Where a line holds "words", copy it.

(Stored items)
==========

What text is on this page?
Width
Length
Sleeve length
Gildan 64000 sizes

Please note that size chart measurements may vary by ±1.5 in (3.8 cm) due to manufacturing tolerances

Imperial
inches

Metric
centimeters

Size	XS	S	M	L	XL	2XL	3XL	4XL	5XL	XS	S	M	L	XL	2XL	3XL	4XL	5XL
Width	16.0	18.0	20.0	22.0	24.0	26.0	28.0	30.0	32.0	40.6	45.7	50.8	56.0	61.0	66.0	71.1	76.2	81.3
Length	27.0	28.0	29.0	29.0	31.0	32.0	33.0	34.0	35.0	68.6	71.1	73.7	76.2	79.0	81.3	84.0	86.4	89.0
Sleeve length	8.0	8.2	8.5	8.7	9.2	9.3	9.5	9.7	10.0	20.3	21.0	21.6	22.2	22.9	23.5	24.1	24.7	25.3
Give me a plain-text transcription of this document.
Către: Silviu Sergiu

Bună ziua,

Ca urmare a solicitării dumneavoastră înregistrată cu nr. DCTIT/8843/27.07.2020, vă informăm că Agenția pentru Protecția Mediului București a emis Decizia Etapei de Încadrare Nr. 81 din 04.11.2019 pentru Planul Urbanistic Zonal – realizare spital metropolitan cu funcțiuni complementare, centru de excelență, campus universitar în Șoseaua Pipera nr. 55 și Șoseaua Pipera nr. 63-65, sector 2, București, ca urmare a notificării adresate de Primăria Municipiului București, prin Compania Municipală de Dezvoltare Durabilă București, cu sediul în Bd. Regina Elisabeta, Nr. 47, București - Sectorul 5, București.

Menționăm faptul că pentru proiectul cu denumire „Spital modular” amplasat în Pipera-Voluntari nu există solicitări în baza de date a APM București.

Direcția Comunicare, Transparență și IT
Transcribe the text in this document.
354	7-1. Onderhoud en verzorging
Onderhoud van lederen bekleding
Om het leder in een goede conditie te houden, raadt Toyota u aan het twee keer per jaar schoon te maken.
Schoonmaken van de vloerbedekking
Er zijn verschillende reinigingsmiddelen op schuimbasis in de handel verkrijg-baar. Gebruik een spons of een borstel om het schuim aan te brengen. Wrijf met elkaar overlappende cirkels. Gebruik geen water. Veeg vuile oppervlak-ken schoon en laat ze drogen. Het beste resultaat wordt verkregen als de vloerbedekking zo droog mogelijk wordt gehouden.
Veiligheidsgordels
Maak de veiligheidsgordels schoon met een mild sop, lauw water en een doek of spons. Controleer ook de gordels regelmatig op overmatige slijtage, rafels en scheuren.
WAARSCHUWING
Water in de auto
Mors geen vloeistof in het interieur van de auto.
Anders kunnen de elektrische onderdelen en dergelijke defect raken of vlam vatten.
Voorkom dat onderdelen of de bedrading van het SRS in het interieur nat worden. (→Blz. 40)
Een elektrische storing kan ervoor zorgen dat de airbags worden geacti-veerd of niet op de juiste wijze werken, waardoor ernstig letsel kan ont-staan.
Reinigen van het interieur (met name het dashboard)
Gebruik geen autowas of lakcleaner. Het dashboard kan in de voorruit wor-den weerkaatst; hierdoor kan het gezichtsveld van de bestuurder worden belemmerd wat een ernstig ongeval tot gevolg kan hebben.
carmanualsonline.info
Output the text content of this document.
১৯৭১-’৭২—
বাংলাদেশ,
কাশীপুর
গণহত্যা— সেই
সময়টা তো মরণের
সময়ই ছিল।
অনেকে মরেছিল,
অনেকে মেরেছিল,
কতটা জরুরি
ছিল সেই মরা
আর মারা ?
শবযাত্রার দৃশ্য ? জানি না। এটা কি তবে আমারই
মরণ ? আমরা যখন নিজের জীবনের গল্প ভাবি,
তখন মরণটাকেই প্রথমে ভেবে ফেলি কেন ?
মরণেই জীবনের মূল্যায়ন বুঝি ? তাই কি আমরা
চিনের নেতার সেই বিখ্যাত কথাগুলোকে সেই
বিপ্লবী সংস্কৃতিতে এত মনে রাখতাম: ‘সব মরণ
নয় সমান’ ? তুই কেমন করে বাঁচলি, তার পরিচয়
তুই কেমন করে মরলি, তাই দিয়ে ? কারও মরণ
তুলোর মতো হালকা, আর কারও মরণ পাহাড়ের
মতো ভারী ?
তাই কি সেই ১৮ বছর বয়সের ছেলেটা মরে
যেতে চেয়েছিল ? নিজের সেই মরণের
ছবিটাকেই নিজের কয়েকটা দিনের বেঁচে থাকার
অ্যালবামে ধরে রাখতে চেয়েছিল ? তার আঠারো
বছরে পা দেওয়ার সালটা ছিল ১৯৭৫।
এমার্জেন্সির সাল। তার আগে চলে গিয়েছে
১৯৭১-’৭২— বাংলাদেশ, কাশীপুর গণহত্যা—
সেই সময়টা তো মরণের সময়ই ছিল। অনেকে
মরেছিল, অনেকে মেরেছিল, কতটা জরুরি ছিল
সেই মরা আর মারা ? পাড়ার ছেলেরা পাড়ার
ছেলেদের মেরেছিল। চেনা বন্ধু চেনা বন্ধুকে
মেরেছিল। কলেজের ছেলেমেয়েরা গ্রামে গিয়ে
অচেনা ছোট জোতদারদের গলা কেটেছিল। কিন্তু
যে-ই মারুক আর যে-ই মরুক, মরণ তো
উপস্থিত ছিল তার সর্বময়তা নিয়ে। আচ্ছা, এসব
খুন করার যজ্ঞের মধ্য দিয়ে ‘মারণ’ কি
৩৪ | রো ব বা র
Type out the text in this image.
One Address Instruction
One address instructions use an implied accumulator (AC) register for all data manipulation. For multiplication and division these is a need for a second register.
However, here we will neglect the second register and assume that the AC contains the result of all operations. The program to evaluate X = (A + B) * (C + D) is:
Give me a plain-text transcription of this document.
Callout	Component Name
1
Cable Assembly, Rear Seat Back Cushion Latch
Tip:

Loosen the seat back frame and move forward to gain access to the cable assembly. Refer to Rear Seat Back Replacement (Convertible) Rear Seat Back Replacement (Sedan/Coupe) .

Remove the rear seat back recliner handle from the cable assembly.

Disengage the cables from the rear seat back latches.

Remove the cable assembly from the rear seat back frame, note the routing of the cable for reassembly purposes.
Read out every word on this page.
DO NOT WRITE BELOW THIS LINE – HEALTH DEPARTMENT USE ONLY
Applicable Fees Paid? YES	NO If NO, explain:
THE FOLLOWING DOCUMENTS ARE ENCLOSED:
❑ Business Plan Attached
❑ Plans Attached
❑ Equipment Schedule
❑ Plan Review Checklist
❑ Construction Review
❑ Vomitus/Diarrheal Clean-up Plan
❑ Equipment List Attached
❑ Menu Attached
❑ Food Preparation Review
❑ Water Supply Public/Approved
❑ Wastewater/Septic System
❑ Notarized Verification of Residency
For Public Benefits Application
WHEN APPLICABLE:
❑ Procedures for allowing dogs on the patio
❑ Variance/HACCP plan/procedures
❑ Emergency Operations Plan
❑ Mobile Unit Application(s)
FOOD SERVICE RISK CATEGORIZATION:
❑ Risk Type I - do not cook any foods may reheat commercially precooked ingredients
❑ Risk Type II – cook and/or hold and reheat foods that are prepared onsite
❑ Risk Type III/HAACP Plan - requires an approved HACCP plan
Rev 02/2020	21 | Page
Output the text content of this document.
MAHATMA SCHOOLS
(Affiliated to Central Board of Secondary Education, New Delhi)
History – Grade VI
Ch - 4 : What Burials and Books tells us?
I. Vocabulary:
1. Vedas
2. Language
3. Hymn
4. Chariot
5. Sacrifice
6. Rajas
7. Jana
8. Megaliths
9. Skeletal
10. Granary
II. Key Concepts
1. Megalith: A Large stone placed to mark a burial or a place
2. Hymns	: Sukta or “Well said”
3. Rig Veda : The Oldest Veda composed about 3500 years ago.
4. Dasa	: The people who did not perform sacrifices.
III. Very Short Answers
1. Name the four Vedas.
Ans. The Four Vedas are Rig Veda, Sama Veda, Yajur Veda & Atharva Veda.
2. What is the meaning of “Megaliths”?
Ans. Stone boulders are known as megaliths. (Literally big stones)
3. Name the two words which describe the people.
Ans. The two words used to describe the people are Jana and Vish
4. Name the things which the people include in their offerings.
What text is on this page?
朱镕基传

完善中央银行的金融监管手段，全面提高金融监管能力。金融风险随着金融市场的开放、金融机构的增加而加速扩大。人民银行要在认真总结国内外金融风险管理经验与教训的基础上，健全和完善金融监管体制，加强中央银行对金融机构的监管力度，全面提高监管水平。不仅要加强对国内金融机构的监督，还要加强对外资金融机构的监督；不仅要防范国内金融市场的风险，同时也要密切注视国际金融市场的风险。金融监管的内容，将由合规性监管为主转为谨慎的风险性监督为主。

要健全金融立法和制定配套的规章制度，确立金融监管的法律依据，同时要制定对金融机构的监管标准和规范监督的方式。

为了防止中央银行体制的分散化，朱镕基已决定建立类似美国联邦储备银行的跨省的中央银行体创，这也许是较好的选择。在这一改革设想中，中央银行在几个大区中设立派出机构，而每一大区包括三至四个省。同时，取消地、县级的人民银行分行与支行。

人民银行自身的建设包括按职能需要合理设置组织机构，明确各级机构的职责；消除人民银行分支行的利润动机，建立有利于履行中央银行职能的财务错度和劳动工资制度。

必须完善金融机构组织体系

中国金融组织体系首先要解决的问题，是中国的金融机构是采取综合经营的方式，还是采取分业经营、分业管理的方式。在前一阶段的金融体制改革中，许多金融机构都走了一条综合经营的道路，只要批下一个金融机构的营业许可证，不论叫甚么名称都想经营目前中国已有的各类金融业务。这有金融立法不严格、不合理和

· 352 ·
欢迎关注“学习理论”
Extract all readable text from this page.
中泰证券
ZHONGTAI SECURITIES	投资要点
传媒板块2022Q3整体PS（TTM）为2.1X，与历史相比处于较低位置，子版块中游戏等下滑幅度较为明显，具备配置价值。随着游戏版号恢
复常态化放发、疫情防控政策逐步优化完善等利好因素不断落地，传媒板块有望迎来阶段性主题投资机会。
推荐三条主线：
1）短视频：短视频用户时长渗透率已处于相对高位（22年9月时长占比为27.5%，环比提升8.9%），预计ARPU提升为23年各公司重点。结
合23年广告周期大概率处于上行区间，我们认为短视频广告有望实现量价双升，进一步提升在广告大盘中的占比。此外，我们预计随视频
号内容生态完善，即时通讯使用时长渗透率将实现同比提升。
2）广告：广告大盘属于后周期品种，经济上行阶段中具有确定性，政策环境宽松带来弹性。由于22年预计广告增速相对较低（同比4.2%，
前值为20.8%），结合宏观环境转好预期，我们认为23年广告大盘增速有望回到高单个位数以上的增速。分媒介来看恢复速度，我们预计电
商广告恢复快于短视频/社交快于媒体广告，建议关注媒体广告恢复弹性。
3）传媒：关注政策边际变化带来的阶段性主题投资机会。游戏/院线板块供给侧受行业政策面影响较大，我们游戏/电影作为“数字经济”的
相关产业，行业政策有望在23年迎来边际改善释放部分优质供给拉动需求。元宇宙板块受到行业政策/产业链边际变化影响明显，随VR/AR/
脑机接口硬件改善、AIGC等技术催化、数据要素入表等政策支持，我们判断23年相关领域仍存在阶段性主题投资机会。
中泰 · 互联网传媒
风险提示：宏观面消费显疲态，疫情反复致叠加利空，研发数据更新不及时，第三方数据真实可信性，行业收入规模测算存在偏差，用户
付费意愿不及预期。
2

==========

# SOLVED PROBLEM:
3. Name the two words which describe the people.
Ans. The two words used to describe the people are Jana and Vish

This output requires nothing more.